▸ Instructions to follow
Leave out every picture, and return exactly the lines from the line containing "Convert this screenshot" through the end of the records below, both inclusive.
- - -
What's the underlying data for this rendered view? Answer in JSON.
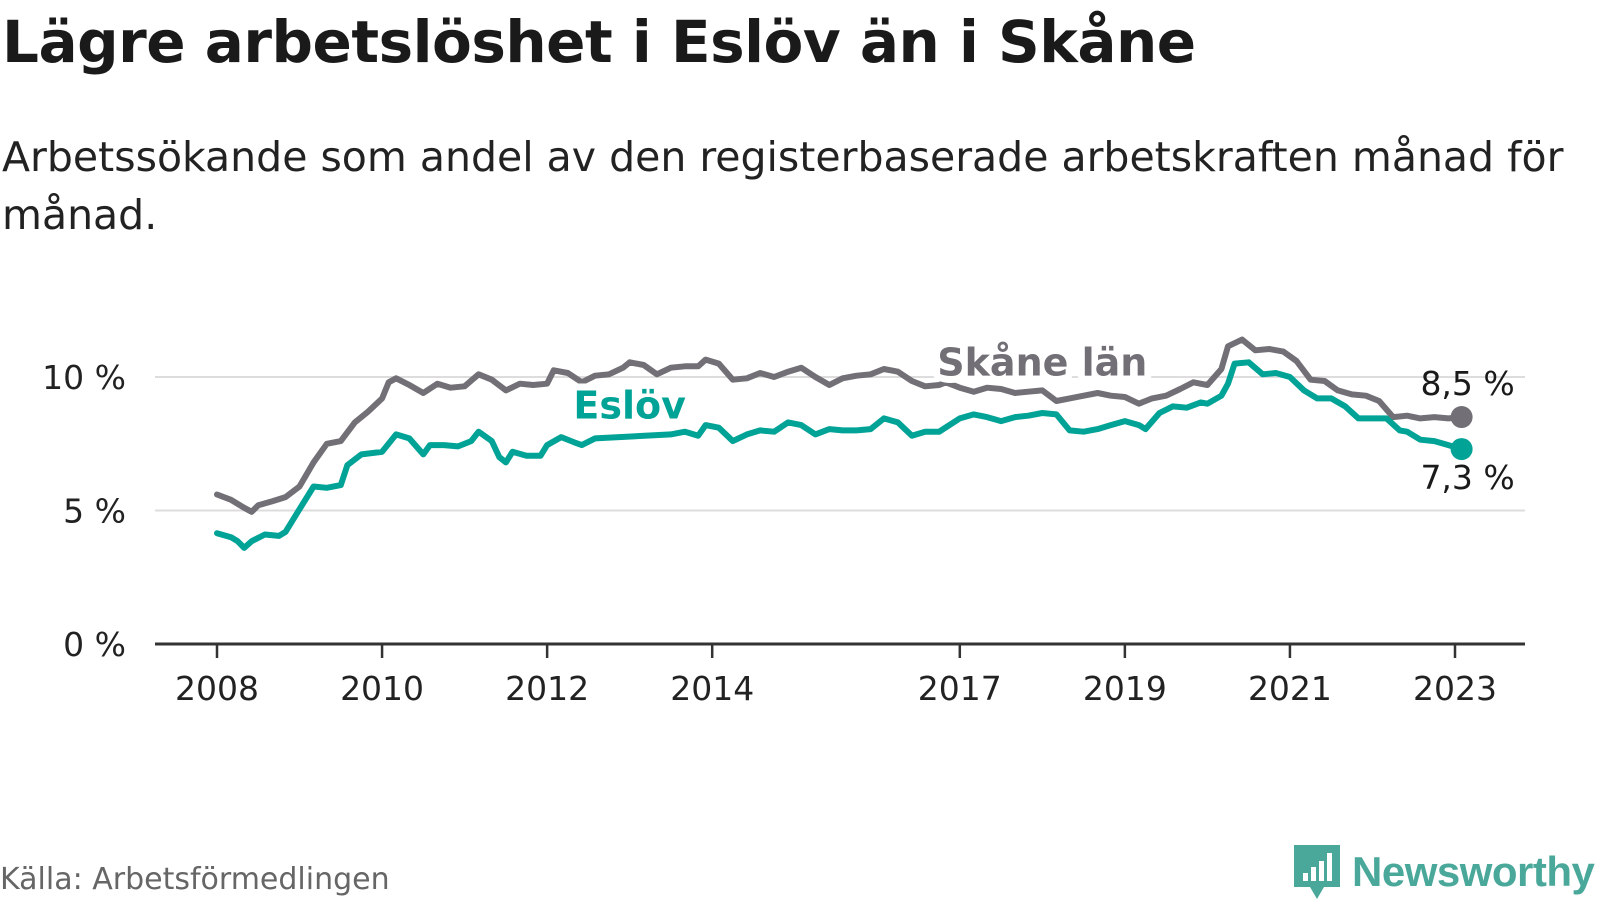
{
  "title": "Lägre arbetslöshet i Eslöv än i Skåne",
  "subtitle": "Arbetssökande som andel av den registerbaserade arbetskraften månad för månad.",
  "source": "Källa: Arbetsförmedlingen",
  "brand": {
    "name": "Newsworthy",
    "icon": "newsworthy-logo-icon"
  },
  "colors": {
    "eslov": "#00a396",
    "skane": "#727076",
    "grid": "#dddddd",
    "axis": "#333333",
    "text": "#222222"
  },
  "chart_data": {
    "type": "line",
    "title": "Lägre arbetslöshet i Eslöv än i Skåne",
    "xlabel": "",
    "ylabel": "",
    "ylim": [
      0,
      11.5
    ],
    "xlim": [
      2007.3,
      2024.0
    ],
    "y_ticks": [
      {
        "value": 0,
        "label": "0 %"
      },
      {
        "value": 5,
        "label": "5 %"
      },
      {
        "value": 10,
        "label": "10 %"
      }
    ],
    "x_ticks": [
      {
        "value": 2008,
        "label": "2008"
      },
      {
        "value": 2010,
        "label": "2010"
      },
      {
        "value": 2012,
        "label": "2012"
      },
      {
        "value": 2014,
        "label": "2014"
      },
      {
        "value": 2017,
        "label": "2017"
      },
      {
        "value": 2019,
        "label": "2019"
      },
      {
        "value": 2021,
        "label": "2021"
      },
      {
        "value": 2023,
        "label": "2023"
      }
    ],
    "grid": true,
    "series": [
      {
        "name": "Skåne län",
        "key": "skane",
        "end_label": "8,5 %",
        "points": [
          [
            2008.0,
            5.6
          ],
          [
            2008.17,
            5.4
          ],
          [
            2008.33,
            5.1
          ],
          [
            2008.42,
            4.95
          ],
          [
            2008.5,
            5.2
          ],
          [
            2008.67,
            5.35
          ],
          [
            2008.83,
            5.5
          ],
          [
            2009.0,
            5.9
          ],
          [
            2009.17,
            6.8
          ],
          [
            2009.33,
            7.5
          ],
          [
            2009.5,
            7.6
          ],
          [
            2009.67,
            8.3
          ],
          [
            2009.83,
            8.7
          ],
          [
            2010.0,
            9.2
          ],
          [
            2010.08,
            9.8
          ],
          [
            2010.17,
            9.95
          ],
          [
            2010.33,
            9.7
          ],
          [
            2010.5,
            9.4
          ],
          [
            2010.67,
            9.75
          ],
          [
            2010.83,
            9.6
          ],
          [
            2011.0,
            9.65
          ],
          [
            2011.17,
            10.1
          ],
          [
            2011.33,
            9.9
          ],
          [
            2011.5,
            9.5
          ],
          [
            2011.67,
            9.75
          ],
          [
            2011.83,
            9.7
          ],
          [
            2012.0,
            9.75
          ],
          [
            2012.08,
            10.25
          ],
          [
            2012.25,
            10.15
          ],
          [
            2012.42,
            9.8
          ],
          [
            2012.58,
            10.05
          ],
          [
            2012.75,
            10.1
          ],
          [
            2012.92,
            10.35
          ],
          [
            2013.0,
            10.55
          ],
          [
            2013.17,
            10.45
          ],
          [
            2013.33,
            10.1
          ],
          [
            2013.5,
            10.35
          ],
          [
            2013.67,
            10.4
          ],
          [
            2013.83,
            10.4
          ],
          [
            2013.92,
            10.65
          ],
          [
            2014.08,
            10.5
          ],
          [
            2014.25,
            9.9
          ],
          [
            2014.42,
            9.95
          ],
          [
            2014.58,
            10.15
          ],
          [
            2014.75,
            10.0
          ],
          [
            2014.92,
            10.2
          ],
          [
            2015.08,
            10.35
          ],
          [
            2015.25,
            10.0
          ],
          [
            2015.42,
            9.7
          ],
          [
            2015.58,
            9.95
          ],
          [
            2015.75,
            10.05
          ],
          [
            2015.92,
            10.1
          ],
          [
            2016.08,
            10.3
          ],
          [
            2016.25,
            10.2
          ],
          [
            2016.42,
            9.85
          ],
          [
            2016.58,
            9.65
          ],
          [
            2016.75,
            9.7
          ],
          [
            2016.83,
            9.8
          ],
          [
            2017.0,
            9.6
          ],
          [
            2017.17,
            9.45
          ],
          [
            2017.33,
            9.6
          ],
          [
            2017.5,
            9.55
          ],
          [
            2017.67,
            9.4
          ],
          [
            2017.83,
            9.45
          ],
          [
            2018.0,
            9.5
          ],
          [
            2018.17,
            9.1
          ],
          [
            2018.33,
            9.2
          ],
          [
            2018.5,
            9.3
          ],
          [
            2018.67,
            9.4
          ],
          [
            2018.83,
            9.3
          ],
          [
            2019.0,
            9.25
          ],
          [
            2019.17,
            9.0
          ],
          [
            2019.33,
            9.2
          ],
          [
            2019.5,
            9.3
          ],
          [
            2019.67,
            9.55
          ],
          [
            2019.83,
            9.8
          ],
          [
            2020.0,
            9.7
          ],
          [
            2020.17,
            10.3
          ],
          [
            2020.25,
            11.15
          ],
          [
            2020.42,
            11.4
          ],
          [
            2020.58,
            11.0
          ],
          [
            2020.75,
            11.05
          ],
          [
            2020.92,
            10.95
          ],
          [
            2021.08,
            10.6
          ],
          [
            2021.25,
            9.9
          ],
          [
            2021.42,
            9.85
          ],
          [
            2021.58,
            9.5
          ],
          [
            2021.75,
            9.35
          ],
          [
            2021.92,
            9.3
          ],
          [
            2022.08,
            9.1
          ],
          [
            2022.25,
            8.5
          ],
          [
            2022.42,
            8.55
          ],
          [
            2022.58,
            8.45
          ],
          [
            2022.75,
            8.5
          ],
          [
            2022.92,
            8.45
          ],
          [
            2023.08,
            8.5
          ]
        ]
      },
      {
        "name": "Eslöv",
        "key": "eslov",
        "end_label": "7,3 %",
        "points": [
          [
            2008.0,
            4.15
          ],
          [
            2008.17,
            4.0
          ],
          [
            2008.25,
            3.85
          ],
          [
            2008.33,
            3.6
          ],
          [
            2008.42,
            3.85
          ],
          [
            2008.58,
            4.1
          ],
          [
            2008.75,
            4.05
          ],
          [
            2008.83,
            4.2
          ],
          [
            2009.0,
            5.05
          ],
          [
            2009.17,
            5.9
          ],
          [
            2009.33,
            5.85
          ],
          [
            2009.5,
            5.95
          ],
          [
            2009.58,
            6.7
          ],
          [
            2009.75,
            7.1
          ],
          [
            2010.0,
            7.2
          ],
          [
            2010.17,
            7.85
          ],
          [
            2010.33,
            7.7
          ],
          [
            2010.5,
            7.1
          ],
          [
            2010.58,
            7.45
          ],
          [
            2010.75,
            7.45
          ],
          [
            2010.92,
            7.4
          ],
          [
            2011.08,
            7.6
          ],
          [
            2011.17,
            7.95
          ],
          [
            2011.33,
            7.6
          ],
          [
            2011.42,
            7.0
          ],
          [
            2011.5,
            6.8
          ],
          [
            2011.58,
            7.2
          ],
          [
            2011.75,
            7.05
          ],
          [
            2011.92,
            7.05
          ],
          [
            2012.0,
            7.45
          ],
          [
            2012.17,
            7.75
          ],
          [
            2012.33,
            7.55
          ],
          [
            2012.42,
            7.45
          ],
          [
            2012.58,
            7.7
          ],
          [
            2013.5,
            7.85
          ],
          [
            2013.67,
            7.95
          ],
          [
            2013.83,
            7.8
          ],
          [
            2013.92,
            8.2
          ],
          [
            2014.08,
            8.1
          ],
          [
            2014.25,
            7.6
          ],
          [
            2014.42,
            7.85
          ],
          [
            2014.58,
            8.0
          ],
          [
            2014.75,
            7.95
          ],
          [
            2014.92,
            8.3
          ],
          [
            2015.08,
            8.2
          ],
          [
            2015.25,
            7.85
          ],
          [
            2015.42,
            8.05
          ],
          [
            2015.58,
            8.0
          ],
          [
            2015.75,
            8.0
          ],
          [
            2015.92,
            8.05
          ],
          [
            2016.08,
            8.45
          ],
          [
            2016.25,
            8.3
          ],
          [
            2016.42,
            7.8
          ],
          [
            2016.58,
            7.95
          ],
          [
            2016.75,
            7.95
          ],
          [
            2017.0,
            8.45
          ],
          [
            2017.17,
            8.6
          ],
          [
            2017.33,
            8.5
          ],
          [
            2017.5,
            8.35
          ],
          [
            2017.67,
            8.5
          ],
          [
            2017.83,
            8.55
          ],
          [
            2018.0,
            8.65
          ],
          [
            2018.17,
            8.6
          ],
          [
            2018.33,
            8.0
          ],
          [
            2018.5,
            7.95
          ],
          [
            2018.67,
            8.05
          ],
          [
            2018.83,
            8.2
          ],
          [
            2019.0,
            8.35
          ],
          [
            2019.17,
            8.2
          ],
          [
            2019.25,
            8.05
          ],
          [
            2019.42,
            8.65
          ],
          [
            2019.58,
            8.9
          ],
          [
            2019.75,
            8.85
          ],
          [
            2019.92,
            9.05
          ],
          [
            2020.0,
            9.0
          ],
          [
            2020.17,
            9.3
          ],
          [
            2020.25,
            9.75
          ],
          [
            2020.33,
            10.5
          ],
          [
            2020.5,
            10.55
          ],
          [
            2020.67,
            10.1
          ],
          [
            2020.83,
            10.15
          ],
          [
            2021.0,
            10.0
          ],
          [
            2021.17,
            9.5
          ],
          [
            2021.33,
            9.2
          ],
          [
            2021.5,
            9.2
          ],
          [
            2021.67,
            8.9
          ],
          [
            2021.83,
            8.45
          ],
          [
            2022.0,
            8.45
          ],
          [
            2022.17,
            8.45
          ],
          [
            2022.33,
            8.0
          ],
          [
            2022.42,
            7.95
          ],
          [
            2022.58,
            7.65
          ],
          [
            2022.75,
            7.6
          ],
          [
            2022.92,
            7.45
          ],
          [
            2023.08,
            7.3
          ]
        ]
      }
    ],
    "annotations": [
      {
        "series": "skane",
        "text": "Skåne län",
        "x": 2018.0,
        "y": 10.05
      },
      {
        "series": "eslov",
        "text": "Eslöv",
        "x": 2013.0,
        "y": 8.45
      }
    ]
  }
}
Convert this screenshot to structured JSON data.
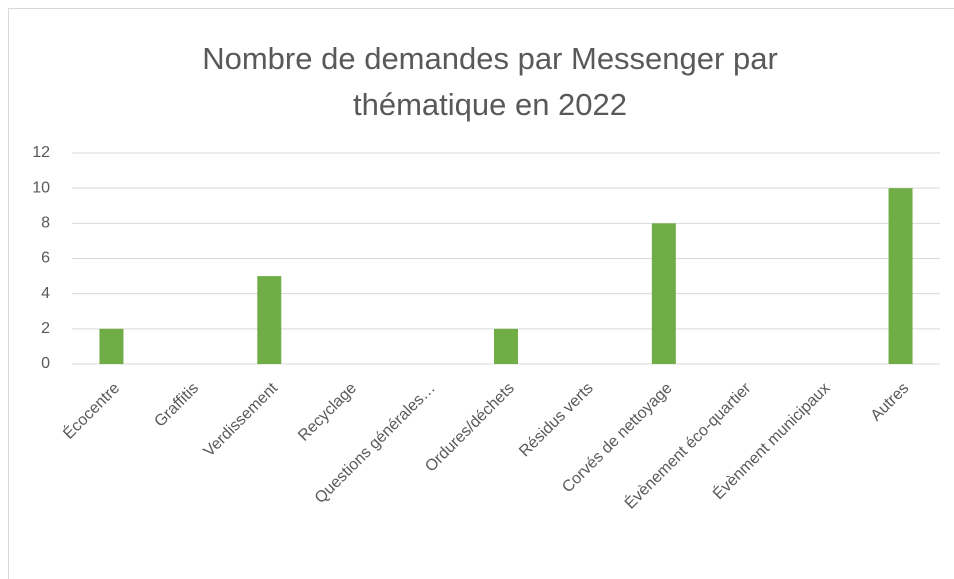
{
  "chart_data": {
    "type": "bar",
    "title": "Nombre de demandes par Messenger par thématique en 2022",
    "categories": [
      "Écocentre",
      "Graffitis",
      "Verdissement",
      "Recyclage",
      "Questions générales…",
      "Ordures/déchets",
      "Résidus verts",
      "Corvés de nettoyage",
      "Évènement éco-quartier",
      "Évènment municipaux",
      "Autres"
    ],
    "values": [
      2,
      0,
      5,
      0,
      0,
      2,
      0,
      8,
      0,
      0,
      10
    ],
    "color": "#70ad47",
    "ylim": [
      0,
      12
    ],
    "yticks": [
      0,
      2,
      4,
      6,
      8,
      10,
      12
    ],
    "grid": true
  }
}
- - -
▸ Expected answer
Convert this screenshot to structured JSON data.
{
  "chart_data": {
    "type": "bar",
    "title": "Nombre de demandes par Messenger par thématique en 2022",
    "categories": [
      "Écocentre",
      "Graffitis",
      "Verdissement",
      "Recyclage",
      "Questions générales…",
      "Ordures/déchets",
      "Résidus verts",
      "Corvés de nettoyage",
      "Évènement éco-quartier",
      "Évènment municipaux",
      "Autres"
    ],
    "values": [
      2,
      0,
      5,
      0,
      0,
      2,
      0,
      8,
      0,
      0,
      10
    ],
    "color": "#70ad47",
    "ylim": [
      0,
      12
    ],
    "yticks": [
      0,
      2,
      4,
      6,
      8,
      10,
      12
    ],
    "grid": true
  }
}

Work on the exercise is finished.